Write out, word for word, the section of the rat temperament tests that opens with the words containing "2. Jumps of" and closes with "within 30 seconds)".

QUOTED PASSAGE:
•••
Test 4: Upright hold
Wrap your fingers around the rat’s shoulders and hold it upright with its back feet either dangling or on the palm of your other hand.

  1. Vigorous wriggling and trying to get away without giving up
  2. Wriggling, but not as committed to escaping as a 5
  3. Mild wriggling, or stays still for a few seconds but then tries to get away
  4. May wiggle for a few seconds but then stays still
  5. Stays still and relaxed, does not mind what is happening

Test 5: Lie Back
Hold the rat in two hands and lie them on their backs between your hands with fingers holding them in position.

  1. Vigorous wriggling and trying to get away without giving up
  2. Wriggling, but not as committed to escaping as a 5
  3. Mild wriggling, or stays still for a few seconds but then tries to get away
  4. May wiggle for a few seconds but then stays still
  5. Stays still and relaxed, does not mind what is happening

(Azriel can be a 3, 4 or a 5 depending on how silly/sleepy he’s feeling)


Test 6: Noise
Clap loudly and watch the rat’s reaction.

  1. Jumps, runs around, climbs walls (general panic that does not stop within 10 seconds)
  2. Jumps of freezes and then finds a place to hide, does not come out within 30 seconds
  3. Jumps of freezes but recovers when touched, distracted, or reassured
  4. Freezes, but only for a few seconds and recovers without interference
  5. May freeze or pull back for a second but then comes over to investigate

Test 7: Unfamiliar area
Place the rat somewhere it hasn’t been before (either in another room of the house or, preferable, outside somewhere you know it will be safe)

  1. Jumps, runs around, climbs walls (general panic that does not stop within 30 seconds)
  2. Searches out hiding places or huddles in a corner
  3. Becomes clingy, looks to a person or another rat for comfort
  4. Cautiously explores
  5. Confidently explores


Test 8: Food manners
Offer the rat a small amount of food (try with both wet and dry food) from your fingers.

  1. Bites on purpose (not because it is mistaking your fingers for snacks)
  2. Takes the food carelessly biting your fingers in the process, or runs away scared
  3. Sniffs the food but may be too nervous to take it, or snatches and runs
  4. Cautiously, but gently takes the food
  5. Confidently comes up and gently takes the food

Test 9: New rats
In a neutral area, introduce the rat to another of the same sex and observe its reaction (to make this a fair test it’s better to try this with a new rat that you know plays nice with others)
•••
DATASET CONTENT:
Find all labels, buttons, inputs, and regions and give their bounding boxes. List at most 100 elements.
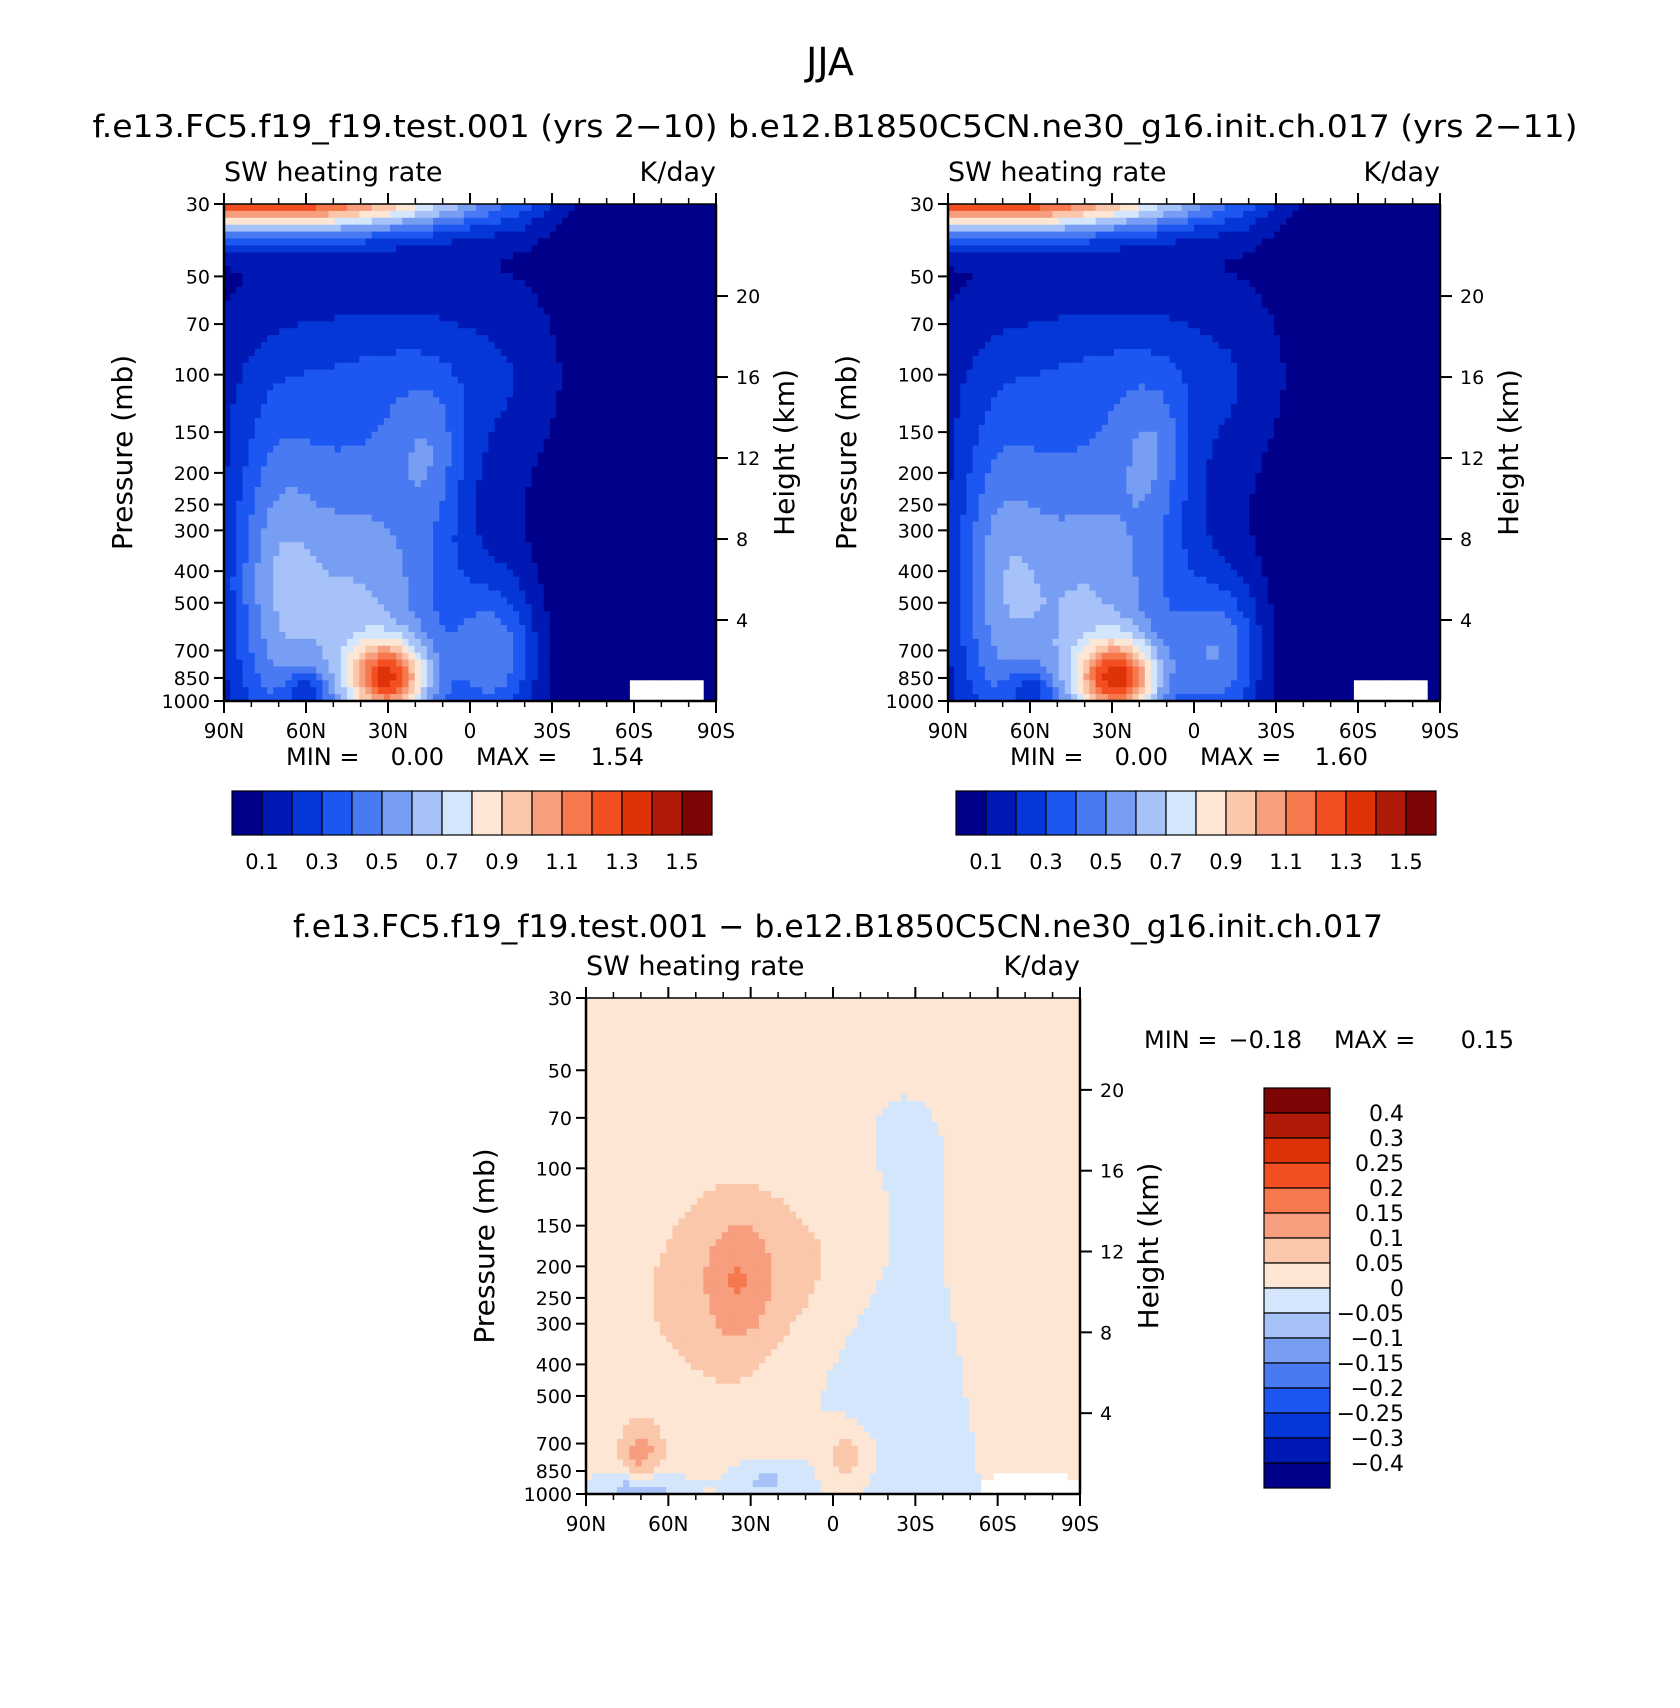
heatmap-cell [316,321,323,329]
•••
EXERCISE SOLUTION:
2. Jumps of freezes and then finds a place to hide, does not come out within 30 seconds
  3. Jumps of freezes but recovers when touched, distracted, or reassured
  4. Freezes, but only for a few seconds and recovers without interference
  5. May freeze or pull back for a second but then comes over to investigate

Test 7: Unfamiliar area
Place the rat somewhere it hasn’t been before (either in another room of the house or, preferable, outside somewhere you know it will be safe)

  1. Jumps, runs around, climbs walls (general panic that does not stop within 30 seconds)